Exercise requirements —
Render each line of the items below as a JSON list of strings, one string per line, with blank lines omitted.
>> Start Data
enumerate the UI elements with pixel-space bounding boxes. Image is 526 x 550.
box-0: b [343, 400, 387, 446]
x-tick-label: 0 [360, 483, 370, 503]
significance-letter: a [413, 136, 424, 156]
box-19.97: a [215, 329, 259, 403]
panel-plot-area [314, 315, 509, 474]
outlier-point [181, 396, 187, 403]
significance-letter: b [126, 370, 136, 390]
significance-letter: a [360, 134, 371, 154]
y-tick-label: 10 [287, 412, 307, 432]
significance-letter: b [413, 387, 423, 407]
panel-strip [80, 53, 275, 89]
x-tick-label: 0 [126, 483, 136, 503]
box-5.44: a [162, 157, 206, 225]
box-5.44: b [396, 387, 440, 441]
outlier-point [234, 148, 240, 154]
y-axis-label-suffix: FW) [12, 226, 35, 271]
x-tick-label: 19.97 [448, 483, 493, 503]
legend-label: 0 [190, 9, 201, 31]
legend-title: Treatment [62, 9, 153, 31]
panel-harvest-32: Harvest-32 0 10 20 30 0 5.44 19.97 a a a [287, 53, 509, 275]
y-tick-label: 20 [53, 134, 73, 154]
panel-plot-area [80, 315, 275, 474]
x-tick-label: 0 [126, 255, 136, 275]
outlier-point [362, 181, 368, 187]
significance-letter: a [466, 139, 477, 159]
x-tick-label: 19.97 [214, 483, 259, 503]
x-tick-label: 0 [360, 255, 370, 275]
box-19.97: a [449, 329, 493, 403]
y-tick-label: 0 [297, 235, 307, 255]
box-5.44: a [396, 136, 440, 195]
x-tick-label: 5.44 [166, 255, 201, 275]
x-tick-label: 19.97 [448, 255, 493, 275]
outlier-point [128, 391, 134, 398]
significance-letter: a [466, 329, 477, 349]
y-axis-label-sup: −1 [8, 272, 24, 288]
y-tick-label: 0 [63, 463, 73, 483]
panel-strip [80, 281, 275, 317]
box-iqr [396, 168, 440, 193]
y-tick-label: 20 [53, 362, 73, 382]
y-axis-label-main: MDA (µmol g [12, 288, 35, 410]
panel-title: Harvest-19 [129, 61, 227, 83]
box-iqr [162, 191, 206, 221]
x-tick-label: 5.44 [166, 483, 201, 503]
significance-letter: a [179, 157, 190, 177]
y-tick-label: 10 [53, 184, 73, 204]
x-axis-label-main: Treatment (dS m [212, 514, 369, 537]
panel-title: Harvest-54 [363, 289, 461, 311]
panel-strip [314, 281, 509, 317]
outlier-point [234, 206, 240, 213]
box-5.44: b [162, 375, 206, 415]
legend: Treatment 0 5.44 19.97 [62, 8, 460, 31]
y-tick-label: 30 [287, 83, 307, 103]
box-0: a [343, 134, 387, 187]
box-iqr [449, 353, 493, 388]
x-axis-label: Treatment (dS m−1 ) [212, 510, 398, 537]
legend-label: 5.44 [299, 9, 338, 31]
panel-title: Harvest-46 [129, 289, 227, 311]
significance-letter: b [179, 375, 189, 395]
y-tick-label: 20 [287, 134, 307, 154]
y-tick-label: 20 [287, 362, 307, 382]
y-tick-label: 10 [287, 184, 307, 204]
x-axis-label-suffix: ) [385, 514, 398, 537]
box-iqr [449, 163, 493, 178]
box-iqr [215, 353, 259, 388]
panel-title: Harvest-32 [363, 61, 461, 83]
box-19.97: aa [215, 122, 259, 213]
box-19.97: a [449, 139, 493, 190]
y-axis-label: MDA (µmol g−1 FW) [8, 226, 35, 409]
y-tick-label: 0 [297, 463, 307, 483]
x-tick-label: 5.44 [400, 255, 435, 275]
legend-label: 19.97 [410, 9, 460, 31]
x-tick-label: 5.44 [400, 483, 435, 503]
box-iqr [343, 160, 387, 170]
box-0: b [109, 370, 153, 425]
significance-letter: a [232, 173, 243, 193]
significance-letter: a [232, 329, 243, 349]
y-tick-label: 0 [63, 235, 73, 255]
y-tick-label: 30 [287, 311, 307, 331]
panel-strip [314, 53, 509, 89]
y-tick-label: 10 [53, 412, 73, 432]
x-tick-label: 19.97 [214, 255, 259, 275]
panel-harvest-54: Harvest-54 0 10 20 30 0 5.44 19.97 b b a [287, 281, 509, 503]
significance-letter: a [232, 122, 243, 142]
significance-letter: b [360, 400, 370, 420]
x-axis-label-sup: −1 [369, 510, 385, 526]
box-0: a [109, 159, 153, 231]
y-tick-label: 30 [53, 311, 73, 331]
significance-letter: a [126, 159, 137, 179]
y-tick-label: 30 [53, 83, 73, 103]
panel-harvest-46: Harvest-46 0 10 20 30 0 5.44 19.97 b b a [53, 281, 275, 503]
>> End Data
Exercise output —
[
  "enumerate the UI elements with pixel-space bounding boxes. Image is 526 x 550.",
  "box-0: b [343, 400, 387, 446]",
  "x-tick-label: 0 [360, 483, 370, 503]",
  "significance-letter: a [413, 136, 424, 156]",
  "box-19.97: a [215, 329, 259, 403]",
  "panel-plot-area [314, 315, 509, 474]",
  "outlier-point [181, 396, 187, 403]",
  "significance-letter: b [126, 370, 136, 390]",
  "significance-letter: a [360, 134, 371, 154]",
  "y-tick-label: 10 [287, 412, 307, 432]",
  "significance-letter: b [413, 387, 423, 407]",
  "panel-strip [80, 53, 275, 89]",
  "x-tick-label: 0 [126, 483, 136, 503]",
  "box-5.44: a [162, 157, 206, 225]",
  "box-5.44: b [396, 387, 440, 441]",
  "outlier-point [234, 148, 240, 154]",
  "y-axis-label-suffix: FW) [12, 226, 35, 271]",
  "x-tick-label: 19.97 [448, 483, 493, 503]",
  "legend-label: 0 [190, 9, 201, 31]",
  "legend-title: Treatment [62, 9, 153, 31]",
  "panel-harvest-32: Harvest-32 0 10 20 30 0 5.44 19.97 a a a [287, 53, 509, 275]",
  "y-tick-label: 20 [53, 134, 73, 154]",
  "panel-plot-area [80, 315, 275, 474]",
  "x-tick-label: 0 [126, 255, 136, 275]",
  "outlier-point [362, 181, 368, 187]",
  "significance-letter: a [466, 139, 477, 159]",
  "x-tick-label: 19.97 [214, 483, 259, 503]",
  "x-tick-label: 0 [360, 255, 370, 275]",
  "box-19.97: a [449, 329, 493, 403]",
  "y-tick-label: 0 [297, 235, 307, 255]",
  "box-5.44: a [396, 136, 440, 195]",
  "x-tick-label: 5.44 [166, 255, 201, 275]",
  "x-tick-label: 19.97 [448, 255, 493, 275]",
  "outlier-point [128, 391, 134, 398]",
  "significance-letter: a [466, 329, 477, 349]",
  "y-axis-label-sup: −1 [8, 272, 24, 288]",
  "y-tick-label: 0 [63, 463, 73, 483]",
  "panel-strip [80, 281, 275, 317]",
  "box-iqr [396, 168, 440, 193]",
  "y-tick-label: 20 [53, 362, 73, 382]",
  "y-axis-label-main: MDA (µmol g [12, 288, 35, 410]",
  "panel-title: Harvest-19 [129, 61, 227, 83]",
  "box-iqr [162, 191, 206, 221]",
  "x-tick-label: 5.44 [166, 483, 201, 503]",
  "significance-letter: a [179, 157, 190, 177]",
  "y-tick-label: 10 [53, 184, 73, 204]",
  "x-axis-label-main: Treatment (dS m [212, 514, 369, 537]",
  "panel-title: Harvest-54 [363, 289, 461, 311]",
  "panel-strip [314, 281, 509, 317]",
  "outlier-point [234, 206, 240, 213]",
  "box-5.44: b [162, 375, 206, 415]",
  "legend: Treatment 0 5.44 19.97 [62, 8, 460, 31]",
  "y-tick-label: 30 [287, 83, 307, 103]",
  "box-0: a [343, 134, 387, 187]",
  "box-iqr [449, 353, 493, 388]",
  "x-axis-label: Treatment (dS m−1 ) [212, 510, 398, 537]",
  "legend-label: 5.44 [299, 9, 338, 31]",
  "panel-title: Harvest-46 [129, 289, 227, 311]",
  "significance-letter: b [179, 375, 189, 395]",
  "y-tick-label: 20 [287, 134, 307, 154]",
  "y-tick-label: 20 [287, 362, 307, 382]",
  "y-tick-label: 10 [287, 184, 307, 204]",
  "x-axis-label-suffix: ) [385, 514, 398, 537]",
  "box-iqr [449, 163, 493, 178]",
  "box-iqr [215, 353, 259, 388]",
  "panel-title: Harvest-32 [363, 61, 461, 83]",
  "box-19.97: aa [215, 122, 259, 213]",
  "box-19.97: a [449, 139, 493, 190]",
  "y-axis-label: MDA (µmol g−1 FW) [8, 226, 35, 409]",
  "y-tick-label: 0 [297, 463, 307, 483]",
  "x-tick-label: 5.44 [400, 255, 435, 275]",
  "legend-label: 19.97 [410, 9, 460, 31]",
  "x-tick-label: 5.44 [400, 483, 435, 503]",
  "box-iqr [343, 160, 387, 170]",
  "box-0: b [109, 370, 153, 425]",
  "significance-letter: a [232, 173, 243, 193]",
  "significance-letter: a [232, 329, 243, 349]",
  "y-tick-label: 0 [63, 235, 73, 255]",
  "y-tick-label: 30 [287, 311, 307, 331]",
  "panel-strip [314, 53, 509, 89]",
  "y-tick-label: 10 [53, 412, 73, 432]",
  "x-tick-label: 19.97 [214, 255, 259, 275]",
  "panel-harvest-54: Harvest-54 0 10 20 30 0 5.44 19.97 b b a [287, 281, 509, 503]",
  "significance-letter: a [232, 122, 243, 142]",
  "significance-letter: b [360, 400, 370, 420]",
  "x-axis-label-sup: −1 [369, 510, 385, 526]",
  "box-0: a [109, 159, 153, 231]",
  "y-tick-label: 30 [53, 311, 73, 331]",
  "significance-letter: a [126, 159, 137, 179]",
  "y-tick-label: 30 [53, 83, 73, 103]",
  "panel-harvest-46: Harvest-46 0 10 20 30 0 5.44 19.97 b b a [53, 281, 275, 503]"
]